▸ **TO BE DONE**
In each of the rows below, swap "components" for "items" and write the rows out again with nothing else changed. Leave the pictures out of your answer.

** BEGIN RECORDS FOR THIS TASK **

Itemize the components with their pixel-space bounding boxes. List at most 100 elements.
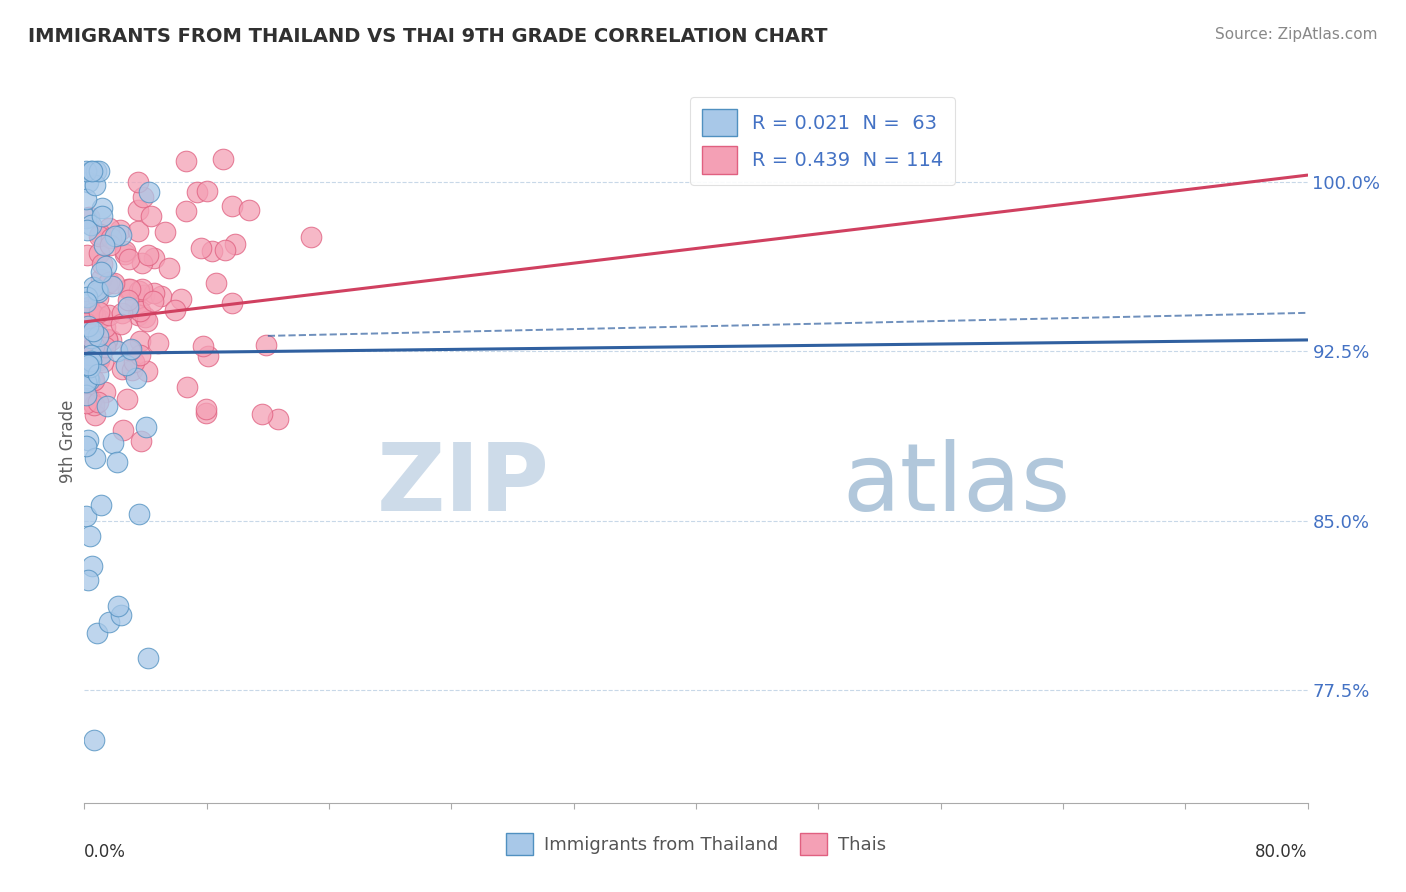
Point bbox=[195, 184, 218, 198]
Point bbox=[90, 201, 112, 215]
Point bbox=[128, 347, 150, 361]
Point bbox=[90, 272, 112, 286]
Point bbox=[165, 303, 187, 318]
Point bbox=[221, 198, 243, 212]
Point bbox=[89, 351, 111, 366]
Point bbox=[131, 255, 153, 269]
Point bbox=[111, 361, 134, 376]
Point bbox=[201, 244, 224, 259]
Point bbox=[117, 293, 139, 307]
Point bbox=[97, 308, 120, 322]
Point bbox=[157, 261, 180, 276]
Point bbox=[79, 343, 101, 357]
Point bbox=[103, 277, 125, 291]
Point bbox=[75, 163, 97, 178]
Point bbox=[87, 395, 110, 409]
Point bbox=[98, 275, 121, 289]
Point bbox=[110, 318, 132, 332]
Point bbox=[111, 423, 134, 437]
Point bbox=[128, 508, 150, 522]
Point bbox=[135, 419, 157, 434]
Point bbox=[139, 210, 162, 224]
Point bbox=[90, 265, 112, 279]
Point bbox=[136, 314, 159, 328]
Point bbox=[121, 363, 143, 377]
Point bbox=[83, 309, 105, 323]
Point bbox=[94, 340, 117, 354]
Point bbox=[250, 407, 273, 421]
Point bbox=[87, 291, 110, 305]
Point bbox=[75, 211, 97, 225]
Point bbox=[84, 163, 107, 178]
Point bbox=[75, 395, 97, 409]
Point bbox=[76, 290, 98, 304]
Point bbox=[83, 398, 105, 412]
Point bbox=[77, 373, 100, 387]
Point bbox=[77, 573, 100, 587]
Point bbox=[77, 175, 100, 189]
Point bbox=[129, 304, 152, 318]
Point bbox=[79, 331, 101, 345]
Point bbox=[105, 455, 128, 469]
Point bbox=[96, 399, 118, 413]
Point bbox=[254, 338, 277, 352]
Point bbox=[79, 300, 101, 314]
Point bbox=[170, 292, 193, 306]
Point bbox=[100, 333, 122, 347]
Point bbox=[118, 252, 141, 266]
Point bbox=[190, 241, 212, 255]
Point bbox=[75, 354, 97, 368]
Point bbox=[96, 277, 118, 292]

** END RECORDS FOR THIS TASK **

▸ **COMPLETED EXERCISE**
Itemize the items with their pixel-space bounding boxes. List at most 100 elements.
Point bbox=[195, 184, 218, 198]
Point bbox=[90, 201, 112, 215]
Point bbox=[128, 347, 150, 361]
Point bbox=[90, 272, 112, 286]
Point bbox=[165, 303, 187, 318]
Point bbox=[221, 198, 243, 212]
Point bbox=[89, 351, 111, 366]
Point bbox=[131, 255, 153, 269]
Point bbox=[111, 361, 134, 376]
Point bbox=[201, 244, 224, 259]
Point bbox=[117, 293, 139, 307]
Point bbox=[97, 308, 120, 322]
Point bbox=[157, 261, 180, 276]
Point bbox=[79, 343, 101, 357]
Point bbox=[103, 277, 125, 291]
Point bbox=[75, 163, 97, 178]
Point bbox=[87, 395, 110, 409]
Point bbox=[98, 275, 121, 289]
Point bbox=[110, 318, 132, 332]
Point bbox=[111, 423, 134, 437]
Point bbox=[128, 508, 150, 522]
Point bbox=[135, 419, 157, 434]
Point bbox=[139, 210, 162, 224]
Point bbox=[90, 265, 112, 279]
Point bbox=[136, 314, 159, 328]
Point bbox=[121, 363, 143, 377]
Point bbox=[83, 309, 105, 323]
Point bbox=[94, 340, 117, 354]
Point bbox=[250, 407, 273, 421]
Point bbox=[87, 291, 110, 305]
Point bbox=[75, 211, 97, 225]
Point bbox=[84, 163, 107, 178]
Point bbox=[75, 395, 97, 409]
Point bbox=[76, 290, 98, 304]
Point bbox=[83, 398, 105, 412]
Point bbox=[77, 373, 100, 387]
Point bbox=[77, 573, 100, 587]
Point bbox=[77, 175, 100, 189]
Point bbox=[129, 304, 152, 318]
Point bbox=[79, 331, 101, 345]
Point bbox=[105, 455, 128, 469]
Point bbox=[96, 399, 118, 413]
Point bbox=[254, 338, 277, 352]
Point bbox=[79, 300, 101, 314]
Point bbox=[170, 292, 193, 306]
Point bbox=[100, 333, 122, 347]
Point bbox=[118, 252, 141, 266]
Point bbox=[190, 241, 212, 255]
Point bbox=[75, 354, 97, 368]
Point bbox=[96, 277, 118, 292]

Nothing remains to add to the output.